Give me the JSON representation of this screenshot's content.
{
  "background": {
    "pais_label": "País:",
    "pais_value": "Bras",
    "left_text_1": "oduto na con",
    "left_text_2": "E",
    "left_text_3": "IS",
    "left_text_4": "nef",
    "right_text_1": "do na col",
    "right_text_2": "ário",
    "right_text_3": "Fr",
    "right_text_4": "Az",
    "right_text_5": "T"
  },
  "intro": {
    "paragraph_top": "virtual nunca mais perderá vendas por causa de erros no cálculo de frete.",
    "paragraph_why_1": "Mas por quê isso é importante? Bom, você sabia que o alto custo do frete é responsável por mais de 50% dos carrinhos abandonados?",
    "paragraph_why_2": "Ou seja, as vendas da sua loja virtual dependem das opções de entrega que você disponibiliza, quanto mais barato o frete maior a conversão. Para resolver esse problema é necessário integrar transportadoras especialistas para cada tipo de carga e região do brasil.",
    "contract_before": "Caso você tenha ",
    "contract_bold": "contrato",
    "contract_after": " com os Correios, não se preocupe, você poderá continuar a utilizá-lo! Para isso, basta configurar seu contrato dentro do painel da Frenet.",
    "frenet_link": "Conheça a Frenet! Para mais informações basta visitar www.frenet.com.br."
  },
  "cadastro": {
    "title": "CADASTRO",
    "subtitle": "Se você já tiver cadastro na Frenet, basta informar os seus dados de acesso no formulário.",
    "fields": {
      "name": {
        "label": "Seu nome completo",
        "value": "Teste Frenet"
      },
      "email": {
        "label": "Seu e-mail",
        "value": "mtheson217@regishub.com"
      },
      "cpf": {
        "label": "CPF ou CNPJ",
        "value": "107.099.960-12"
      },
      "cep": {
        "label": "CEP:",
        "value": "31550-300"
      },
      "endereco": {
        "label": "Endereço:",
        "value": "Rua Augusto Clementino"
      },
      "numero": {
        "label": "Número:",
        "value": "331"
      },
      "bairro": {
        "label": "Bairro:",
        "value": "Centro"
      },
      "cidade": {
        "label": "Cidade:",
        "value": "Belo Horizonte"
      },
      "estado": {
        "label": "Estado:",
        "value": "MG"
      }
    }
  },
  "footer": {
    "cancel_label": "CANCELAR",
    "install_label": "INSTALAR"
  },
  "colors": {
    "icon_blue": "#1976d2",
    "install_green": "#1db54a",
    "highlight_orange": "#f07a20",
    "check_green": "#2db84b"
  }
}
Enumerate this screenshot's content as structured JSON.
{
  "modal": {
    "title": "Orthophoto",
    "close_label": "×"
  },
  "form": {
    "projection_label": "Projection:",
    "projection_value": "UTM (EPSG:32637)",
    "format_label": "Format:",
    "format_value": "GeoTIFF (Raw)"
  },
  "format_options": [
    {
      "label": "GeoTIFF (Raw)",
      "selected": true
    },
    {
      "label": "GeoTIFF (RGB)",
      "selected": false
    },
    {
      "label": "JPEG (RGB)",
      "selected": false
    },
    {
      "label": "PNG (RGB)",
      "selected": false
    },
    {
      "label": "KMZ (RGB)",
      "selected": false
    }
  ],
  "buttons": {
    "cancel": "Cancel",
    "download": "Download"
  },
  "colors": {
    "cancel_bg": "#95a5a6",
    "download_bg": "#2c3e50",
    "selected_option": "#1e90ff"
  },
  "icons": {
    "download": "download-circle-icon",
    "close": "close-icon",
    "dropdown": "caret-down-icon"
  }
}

────────────────────

## PROBLEM TO SOLVE:
List every line above containing the word "content".

## TASK OUTPUT:
Give me the JSON representation of this screenshot's content.
Enumerate this screenshot's content as structured JSON.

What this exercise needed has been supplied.